EXERCISE REQUIREMENTS:
Please transcribe the data that follows without the pictures, keeping every word the same.

• • • • •

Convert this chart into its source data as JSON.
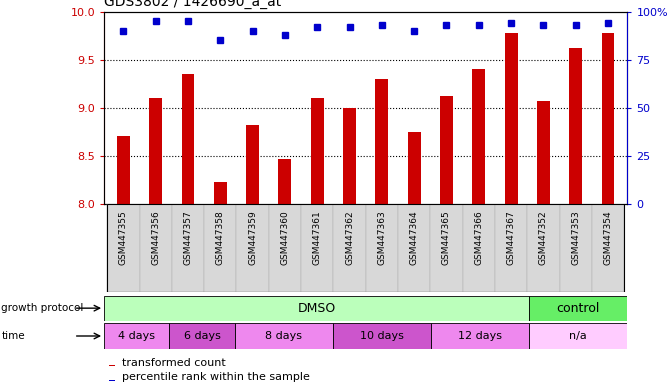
{
  "title": "GDS3802 / 1426690_a_at",
  "samples": [
    "GSM447355",
    "GSM447356",
    "GSM447357",
    "GSM447358",
    "GSM447359",
    "GSM447360",
    "GSM447361",
    "GSM447362",
    "GSM447363",
    "GSM447364",
    "GSM447365",
    "GSM447366",
    "GSM447367",
    "GSM447352",
    "GSM447353",
    "GSM447354"
  ],
  "transformed_count": [
    8.7,
    9.1,
    9.35,
    8.22,
    8.82,
    8.46,
    9.1,
    8.99,
    9.3,
    8.75,
    9.12,
    9.4,
    9.78,
    9.07,
    9.62,
    9.78
  ],
  "percentile_rank": [
    90,
    95,
    95,
    85,
    90,
    88,
    92,
    92,
    93,
    90,
    93,
    93,
    94,
    93,
    93,
    94
  ],
  "ylim_left": [
    8,
    10
  ],
  "ylim_right": [
    0,
    100
  ],
  "yticks_left": [
    8,
    8.5,
    9,
    9.5,
    10
  ],
  "yticks_right": [
    0,
    25,
    50,
    75,
    100
  ],
  "bar_color": "#cc0000",
  "dot_color": "#0000cc",
  "axis_color_left": "#cc0000",
  "axis_color_right": "#0000cc",
  "tick_label_bg": "#d0d0d0",
  "growth_protocol_label": "growth protocol",
  "time_label": "time",
  "dmso_label": "DMSO",
  "control_label": "control",
  "dmso_color": "#bbffbb",
  "control_color": "#66ee66",
  "time_groups": [
    {
      "count": 2,
      "label": "4 days",
      "color": "#ee88ee"
    },
    {
      "count": 2,
      "label": "6 days",
      "color": "#cc55cc"
    },
    {
      "count": 3,
      "label": "8 days",
      "color": "#ee88ee"
    },
    {
      "count": 3,
      "label": "10 days",
      "color": "#cc55cc"
    },
    {
      "count": 3,
      "label": "12 days",
      "color": "#ee88ee"
    },
    {
      "count": 3,
      "label": "n/a",
      "color": "#ffccff"
    }
  ],
  "na_color": "#ffccff",
  "legend_red": "transformed count",
  "legend_blue": "percentile rank within the sample",
  "n_total": 16,
  "n_dmso": 13,
  "n_control": 3
}
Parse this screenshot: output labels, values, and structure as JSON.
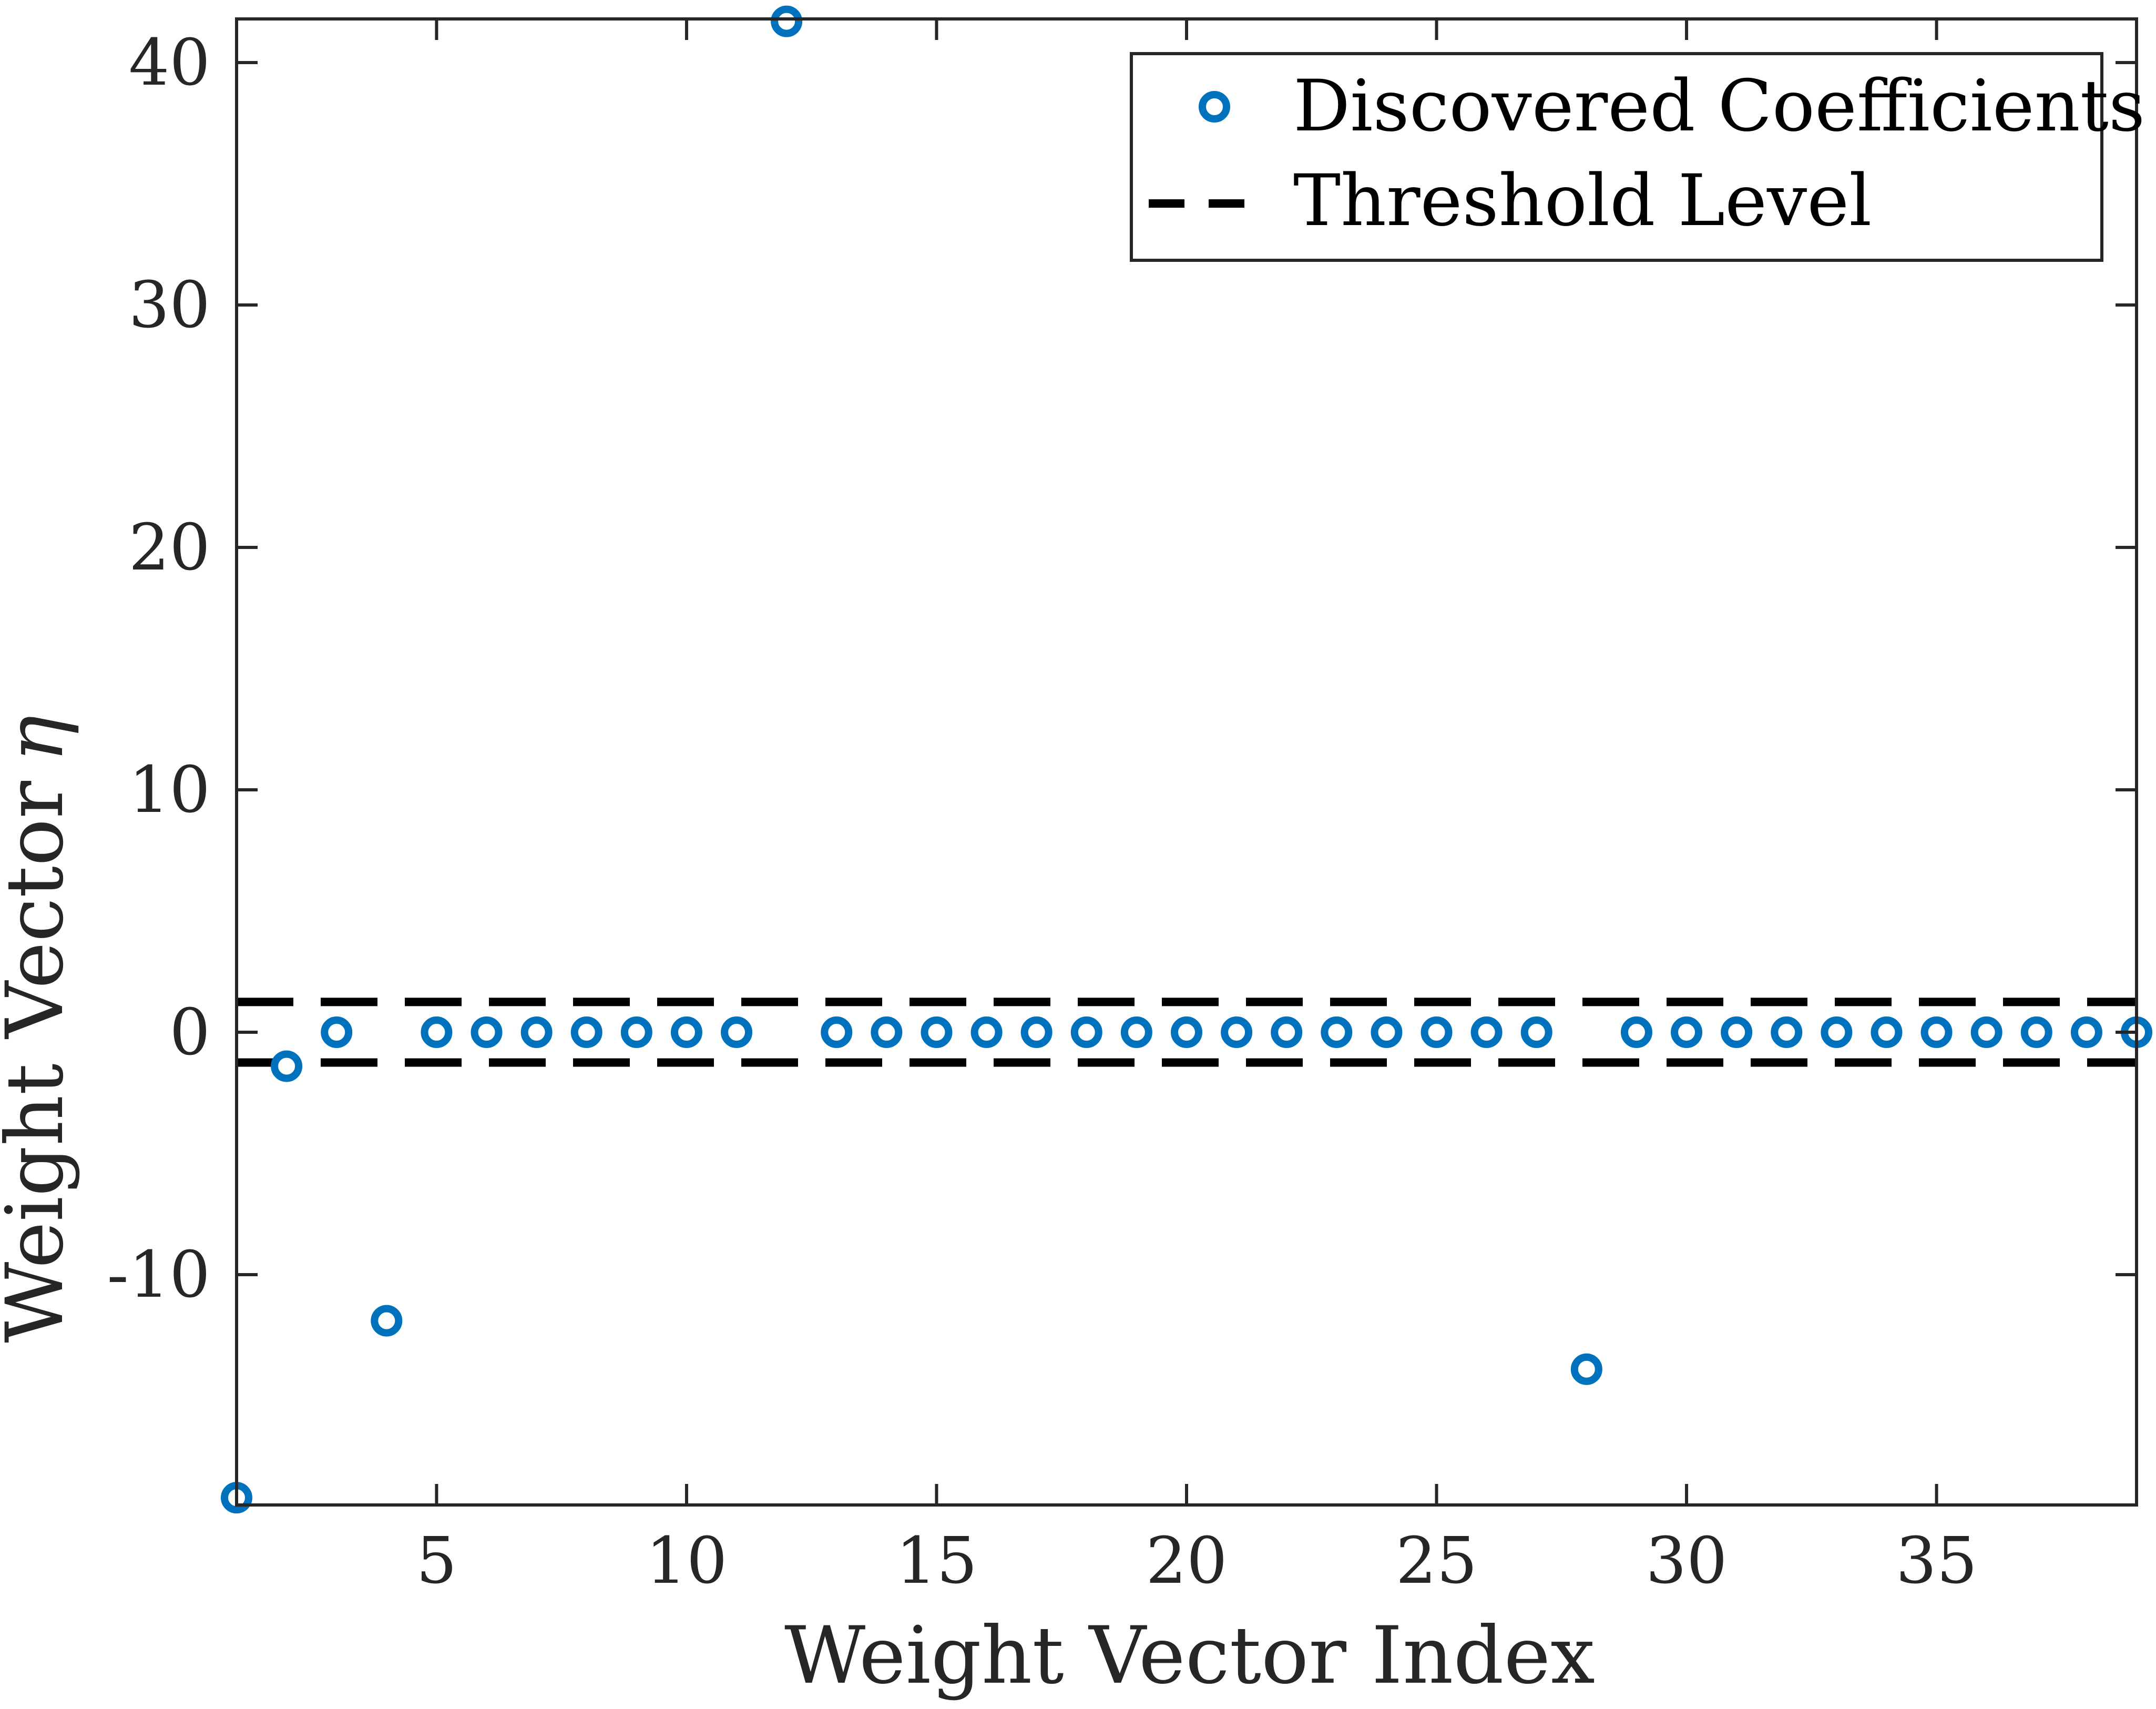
{
  "chart_data": {
    "type": "scatter",
    "xlabel": "Weight Vector Index",
    "ylabel": "Weight Vector",
    "ylabel_symbol": "η",
    "xlim": [
      1,
      39
    ],
    "ylim": [
      -19.5,
      41.8
    ],
    "xticks": [
      5,
      10,
      15,
      20,
      25,
      30,
      35
    ],
    "yticks": [
      -10,
      0,
      10,
      20,
      30,
      40
    ],
    "grid": false,
    "legend_position": "top-right",
    "series": [
      {
        "name": "Discovered Coefficients",
        "kind": "markers",
        "color": "#0072BD",
        "x": [
          1,
          2,
          3,
          4,
          5,
          6,
          7,
          8,
          9,
          10,
          11,
          12,
          13,
          14,
          15,
          16,
          17,
          18,
          19,
          20,
          21,
          22,
          23,
          24,
          25,
          26,
          27,
          28,
          29,
          30,
          31,
          32,
          33,
          34,
          35,
          36,
          37,
          38,
          39
        ],
        "y": [
          -19.2,
          -1.4,
          0,
          -11.9,
          0,
          0,
          0,
          0,
          0,
          0,
          0,
          41.7,
          0,
          0,
          0,
          0,
          0,
          0,
          0,
          0,
          0,
          0,
          0,
          0,
          0,
          0,
          0,
          -13.9,
          0,
          0,
          0,
          0,
          0,
          0,
          0,
          0,
          0,
          0,
          0
        ]
      },
      {
        "name": "Threshold Level",
        "kind": "dashed-lines",
        "color": "#000000",
        "levels": [
          1.25,
          -1.25
        ]
      }
    ]
  }
}
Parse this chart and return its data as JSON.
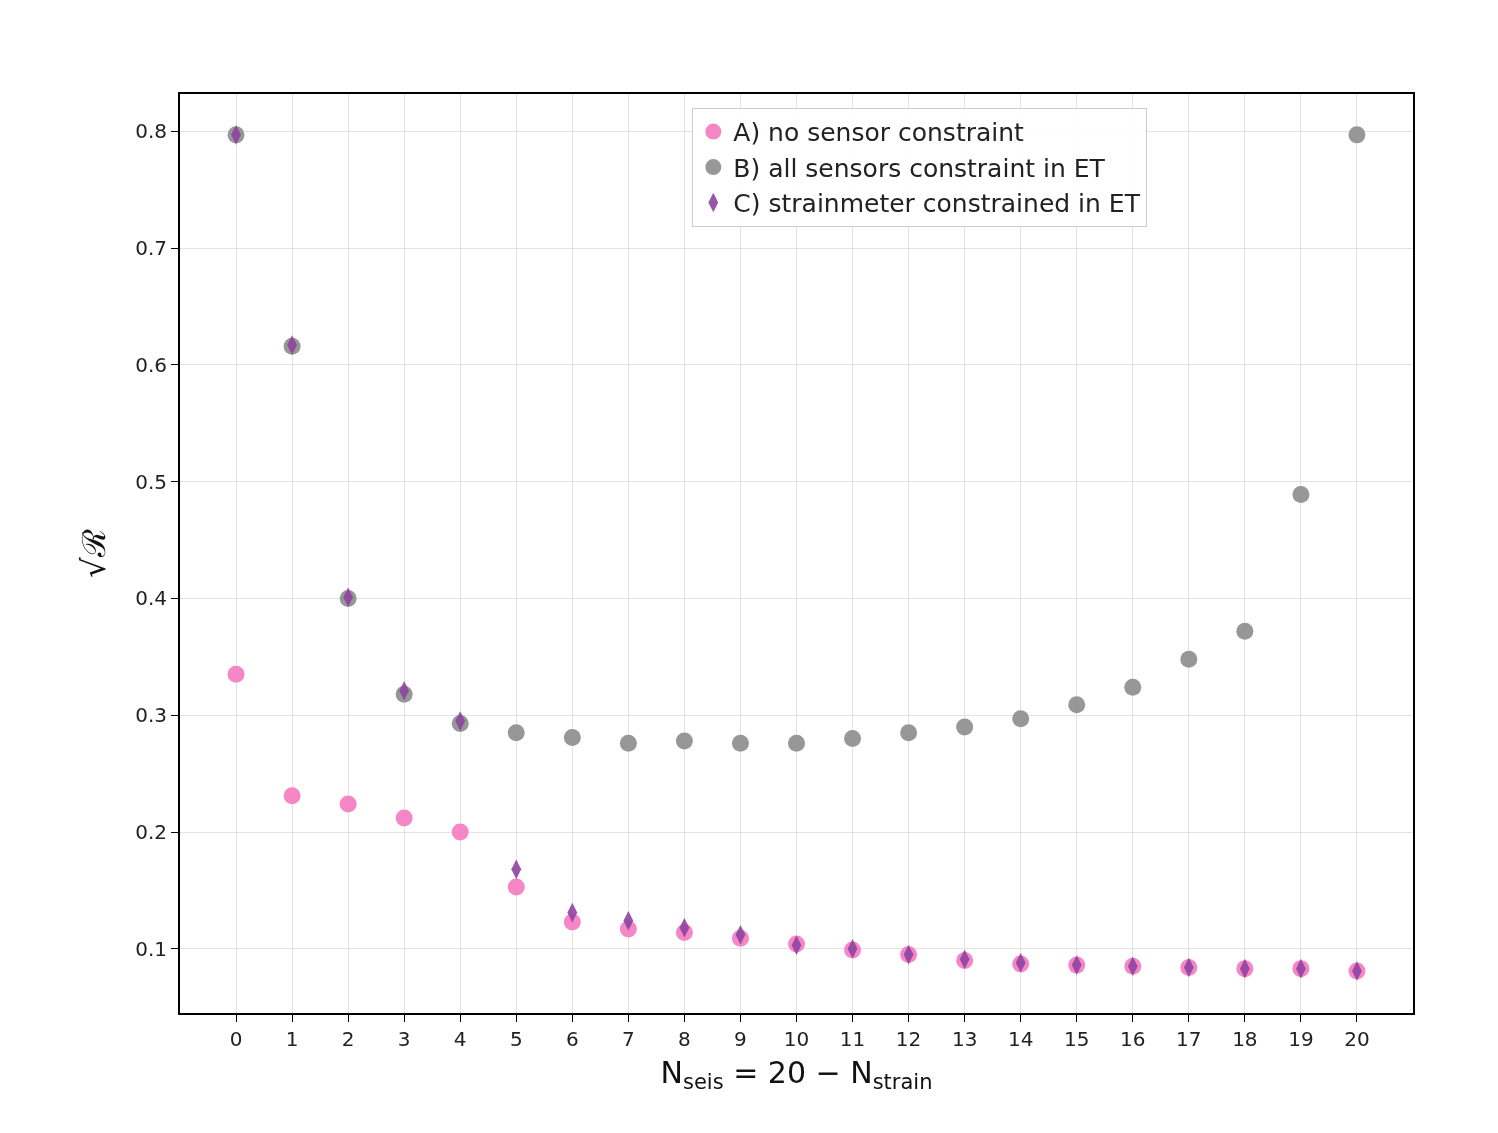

• • • • •

FINAL ANSWER:
Convert this chart into its source data as JSON.
{
  "title": "GDS3802 / 1426690_a_at",
  "samples": [
    "GSM447355",
    "GSM447356",
    "GSM447357",
    "GSM447358",
    "GSM447359",
    "GSM447360",
    "GSM447361",
    "GSM447362",
    "GSM447363",
    "GSM447364",
    "GSM447365",
    "GSM447366",
    "GSM447367",
    "GSM447352",
    "GSM447353",
    "GSM447354"
  ],
  "transformed_count": [
    8.7,
    9.1,
    9.35,
    8.22,
    8.82,
    8.46,
    9.1,
    8.99,
    9.3,
    8.75,
    9.12,
    9.4,
    9.78,
    9.07,
    9.62,
    9.78
  ],
  "percentile_rank": [
    90,
    95,
    95,
    85,
    90,
    88,
    92,
    92,
    93,
    90,
    93,
    93,
    94,
    93,
    93,
    94
  ],
  "ylim_left": [
    8,
    10
  ],
  "ylim_right": [
    0,
    100
  ],
  "yticks_left": [
    8,
    8.5,
    9,
    9.5,
    10
  ],
  "yticks_right": [
    0,
    25,
    50,
    75,
    100
  ],
  "bar_color": "#cc0000",
  "dot_color": "#0000cc",
  "axis_color_left": "#cc0000",
  "axis_color_right": "#0000cc",
  "tick_label_bg": "#d0d0d0",
  "growth_protocol_label": "growth protocol",
  "time_label": "time",
  "dmso_label": "DMSO",
  "control_label": "control",
  "dmso_color": "#bbffbb",
  "control_color": "#66ee66",
  "time_groups": [
    {
      "count": 2,
      "label": "4 days",
      "color": "#ee88ee"
    },
    {
      "count": 2,
      "label": "6 days",
      "color": "#cc55cc"
    },
    {
      "count": 3,
      "label": "8 days",
      "color": "#ee88ee"
    },
    {
      "count": 3,
      "label": "10 days",
      "color": "#cc55cc"
    },
    {
      "count": 3,
      "label": "12 days",
      "color": "#ee88ee"
    },
    {
      "count": 3,
      "label": "n/a",
      "color": "#ffccff"
    }
  ],
  "na_color": "#ffccff",
  "legend_red": "transformed count",
  "legend_blue": "percentile rank within the sample",
  "n_total": 16,
  "n_dmso": 13,
  "n_control": 3
}
Parse this screenshot: output labels, values, and structure as JSON.
{
  "chart_data": {
    "type": "scatter",
    "xlabel": "Weight Vector Index",
    "ylabel": "Weight Vector",
    "ylabel_symbol": "η",
    "xlim": [
      1,
      39
    ],
    "ylim": [
      -19.5,
      41.8
    ],
    "xticks": [
      5,
      10,
      15,
      20,
      25,
      30,
      35
    ],
    "yticks": [
      -10,
      0,
      10,
      20,
      30,
      40
    ],
    "grid": false,
    "legend_position": "top-right",
    "series": [
      {
        "name": "Discovered Coefficients",
        "kind": "markers",
        "color": "#0072BD",
        "x": [
          1,
          2,
          3,
          4,
          5,
          6,
          7,
          8,
          9,
          10,
          11,
          12,
          13,
          14,
          15,
          16,
          17,
          18,
          19,
          20,
          21,
          22,
          23,
          24,
          25,
          26,
          27,
          28,
          29,
          30,
          31,
          32,
          33,
          34,
          35,
          36,
          37,
          38,
          39
        ],
        "y": [
          -19.2,
          -1.4,
          0,
          -11.9,
          0,
          0,
          0,
          0,
          0,
          0,
          0,
          41.7,
          0,
          0,
          0,
          0,
          0,
          0,
          0,
          0,
          0,
          0,
          0,
          0,
          0,
          0,
          0,
          -13.9,
          0,
          0,
          0,
          0,
          0,
          0,
          0,
          0,
          0,
          0,
          0
        ]
      },
      {
        "name": "Threshold Level",
        "kind": "dashed-lines",
        "color": "#000000",
        "levels": [
          1.25,
          -1.25
        ]
      }
    ]
  }
}
Parse this chart and return its data as JSON.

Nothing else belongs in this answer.